Collection entries
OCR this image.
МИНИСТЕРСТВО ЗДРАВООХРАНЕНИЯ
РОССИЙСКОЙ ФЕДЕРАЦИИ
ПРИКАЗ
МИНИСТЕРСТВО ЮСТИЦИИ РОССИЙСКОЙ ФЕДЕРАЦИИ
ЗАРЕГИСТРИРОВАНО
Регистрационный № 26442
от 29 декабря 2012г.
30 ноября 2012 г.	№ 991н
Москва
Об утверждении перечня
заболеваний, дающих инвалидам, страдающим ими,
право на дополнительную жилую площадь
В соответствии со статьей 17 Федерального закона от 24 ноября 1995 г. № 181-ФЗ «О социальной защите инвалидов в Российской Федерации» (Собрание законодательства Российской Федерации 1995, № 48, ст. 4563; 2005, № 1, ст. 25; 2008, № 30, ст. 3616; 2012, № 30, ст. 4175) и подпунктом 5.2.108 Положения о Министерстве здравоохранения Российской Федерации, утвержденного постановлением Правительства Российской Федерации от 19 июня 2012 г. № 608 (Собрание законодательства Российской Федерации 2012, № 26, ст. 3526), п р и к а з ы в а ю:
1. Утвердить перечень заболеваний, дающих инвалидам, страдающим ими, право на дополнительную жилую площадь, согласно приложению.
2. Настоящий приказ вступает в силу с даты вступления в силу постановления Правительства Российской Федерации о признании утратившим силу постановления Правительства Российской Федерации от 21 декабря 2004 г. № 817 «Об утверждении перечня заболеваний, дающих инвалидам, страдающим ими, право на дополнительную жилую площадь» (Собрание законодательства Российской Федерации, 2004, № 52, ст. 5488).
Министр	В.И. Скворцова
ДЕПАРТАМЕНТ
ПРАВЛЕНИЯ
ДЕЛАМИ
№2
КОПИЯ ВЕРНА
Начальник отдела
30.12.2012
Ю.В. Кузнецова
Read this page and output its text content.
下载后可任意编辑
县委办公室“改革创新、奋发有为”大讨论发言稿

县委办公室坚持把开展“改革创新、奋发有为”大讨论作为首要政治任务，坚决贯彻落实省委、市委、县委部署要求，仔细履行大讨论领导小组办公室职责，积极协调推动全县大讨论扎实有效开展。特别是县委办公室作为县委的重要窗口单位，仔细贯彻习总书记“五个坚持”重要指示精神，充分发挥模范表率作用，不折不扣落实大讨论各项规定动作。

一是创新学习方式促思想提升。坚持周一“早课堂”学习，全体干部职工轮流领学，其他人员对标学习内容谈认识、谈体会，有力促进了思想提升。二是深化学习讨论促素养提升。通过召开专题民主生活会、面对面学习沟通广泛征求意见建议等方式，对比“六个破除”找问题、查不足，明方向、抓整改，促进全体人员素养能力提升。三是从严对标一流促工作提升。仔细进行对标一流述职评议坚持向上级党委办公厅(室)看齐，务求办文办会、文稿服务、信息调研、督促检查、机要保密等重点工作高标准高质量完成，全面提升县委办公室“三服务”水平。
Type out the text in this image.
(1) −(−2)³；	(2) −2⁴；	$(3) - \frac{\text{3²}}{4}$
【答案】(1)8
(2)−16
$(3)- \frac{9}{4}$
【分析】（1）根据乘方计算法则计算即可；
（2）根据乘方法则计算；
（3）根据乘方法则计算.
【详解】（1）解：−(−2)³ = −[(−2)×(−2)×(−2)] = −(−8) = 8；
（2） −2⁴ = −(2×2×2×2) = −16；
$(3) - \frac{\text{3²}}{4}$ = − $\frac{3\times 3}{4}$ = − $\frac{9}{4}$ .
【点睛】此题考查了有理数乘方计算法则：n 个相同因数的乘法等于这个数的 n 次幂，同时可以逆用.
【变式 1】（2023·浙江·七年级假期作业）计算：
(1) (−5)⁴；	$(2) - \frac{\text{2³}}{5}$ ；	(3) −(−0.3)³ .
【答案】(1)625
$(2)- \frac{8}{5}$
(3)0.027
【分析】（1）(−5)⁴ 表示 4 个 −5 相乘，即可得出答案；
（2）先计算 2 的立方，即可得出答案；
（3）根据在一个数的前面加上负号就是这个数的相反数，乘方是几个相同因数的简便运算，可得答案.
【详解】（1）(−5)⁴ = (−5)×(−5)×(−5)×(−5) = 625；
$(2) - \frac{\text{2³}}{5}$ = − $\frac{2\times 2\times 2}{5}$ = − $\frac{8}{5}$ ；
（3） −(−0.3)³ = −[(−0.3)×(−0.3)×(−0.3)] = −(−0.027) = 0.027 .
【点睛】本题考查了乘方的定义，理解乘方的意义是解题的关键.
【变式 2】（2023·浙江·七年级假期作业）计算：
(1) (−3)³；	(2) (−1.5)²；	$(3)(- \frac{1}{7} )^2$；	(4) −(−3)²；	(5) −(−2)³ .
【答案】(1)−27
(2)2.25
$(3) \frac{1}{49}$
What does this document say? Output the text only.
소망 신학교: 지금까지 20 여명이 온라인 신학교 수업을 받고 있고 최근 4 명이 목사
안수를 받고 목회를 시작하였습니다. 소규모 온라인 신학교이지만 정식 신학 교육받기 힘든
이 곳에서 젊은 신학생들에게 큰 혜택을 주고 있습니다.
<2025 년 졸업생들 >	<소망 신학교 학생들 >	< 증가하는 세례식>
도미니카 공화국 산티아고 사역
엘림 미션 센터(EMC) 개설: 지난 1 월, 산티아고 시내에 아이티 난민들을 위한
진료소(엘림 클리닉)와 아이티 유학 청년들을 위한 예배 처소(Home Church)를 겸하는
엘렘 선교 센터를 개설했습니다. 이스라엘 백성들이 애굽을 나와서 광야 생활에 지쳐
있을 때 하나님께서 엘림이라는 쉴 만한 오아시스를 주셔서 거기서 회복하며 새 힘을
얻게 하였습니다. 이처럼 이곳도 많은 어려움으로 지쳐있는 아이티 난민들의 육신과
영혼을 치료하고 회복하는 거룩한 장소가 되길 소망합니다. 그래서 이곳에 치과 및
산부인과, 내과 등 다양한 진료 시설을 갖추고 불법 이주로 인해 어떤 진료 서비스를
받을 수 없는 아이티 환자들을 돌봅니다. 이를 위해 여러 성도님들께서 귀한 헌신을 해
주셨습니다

Objective: Write out the lines above, starting at the line that contains "Type out the text in this image." and ending with the final line, and nothing else; copy them exactly.

Complete output:
Type out the text in this image.
(1) −(−2)³；	(2) −2⁴；	$(3) - \frac{\text{3²}}{4}$
【答案】(1)8
(2)−16
$(3)- \frac{9}{4}$
【分析】（1）根据乘方计算法则计算即可；
（2）根据乘方法则计算；
（3）根据乘方法则计算.
【详解】（1）解：−(−2)³ = −[(−2)×(−2)×(−2)] = −(−8) = 8；
（2） −2⁴ = −(2×2×2×2) = −16；
$(3) - \frac{\text{3²}}{4}$ = − $\frac{3\times 3}{4}$ = − $\frac{9}{4}$ .
【点睛】此题考查了有理数乘方计算法则：n 个相同因数的乘法等于这个数的 n 次幂，同时可以逆用.
【变式 1】（2023·浙江·七年级假期作业）计算：
(1) (−5)⁴；	$(2) - \frac{\text{2³}}{5}$ ；	(3) −(−0.3)³ .
【答案】(1)625
$(2)- \frac{8}{5}$
(3)0.027
【分析】（1）(−5)⁴ 表示 4 个 −5 相乘，即可得出答案；
（2）先计算 2 的立方，即可得出答案；
（3）根据在一个数的前面加上负号就是这个数的相反数，乘方是几个相同因数的简便运算，可得答案.
【详解】（1）(−5)⁴ = (−5)×(−5)×(−5)×(−5) = 625；
$(2) - \frac{\text{2³}}{5}$ = − $\frac{2\times 2\times 2}{5}$ = − $\frac{8}{5}$ ；
（3） −(−0.3)³ = −[(−0.3)×(−0.3)×(−0.3)] = −(−0.027) = 0.027 .
【点睛】本题考查了乘方的定义，理解乘方的意义是解题的关键.
【变式 2】（2023·浙江·七年级假期作业）计算：
(1) (−3)³；	(2) (−1.5)²；	$(3)(- \frac{1}{7} )^2$；	(4) −(−3)²；	(5) −(−2)³ .
【答案】(1)−27
(2)2.25
$(3) \frac{1}{49}$
What does this document say? Output the text only.
소망 신학교: 지금까지 20 여명이 온라인 신학교 수업을 받고 있고 최근 4 명이 목사
안수를 받고 목회를 시작하였습니다. 소규모 온라인 신학교이지만 정식 신학 교육받기 힘든
이 곳에서 젊은 신학생들에게 큰 혜택을 주고 있습니다.
<2025 년 졸업생들 >	<소망 신학교 학생들 >	< 증가하는 세례식>
도미니카 공화국 산티아고 사역
엘림 미션 센터(EMC) 개설: 지난 1 월, 산티아고 시내에 아이티 난민들을 위한
진료소(엘림 클리닉)와 아이티 유학 청년들을 위한 예배 처소(Home Church)를 겸하는
엘렘 선교 센터를 개설했습니다. 이스라엘 백성들이 애굽을 나와서 광야 생활에 지쳐
있을 때 하나님께서 엘림이라는 쉴 만한 오아시스를 주셔서 거기서 회복하며 새 힘을
얻게 하였습니다. 이처럼 이곳도 많은 어려움으로 지쳐있는 아이티 난민들의 육신과
영혼을 치료하고 회복하는 거룩한 장소가 되길 소망합니다. 그래서 이곳에 치과 및
산부인과, 내과 등 다양한 진료 시설을 갖추고 불법 이주로 인해 어떤 진료 서비스를
받을 수 없는 아이티 환자들을 돌봅니다. 이를 위해 여러 성도님들께서 귀한 헌신을 해
주셨습니다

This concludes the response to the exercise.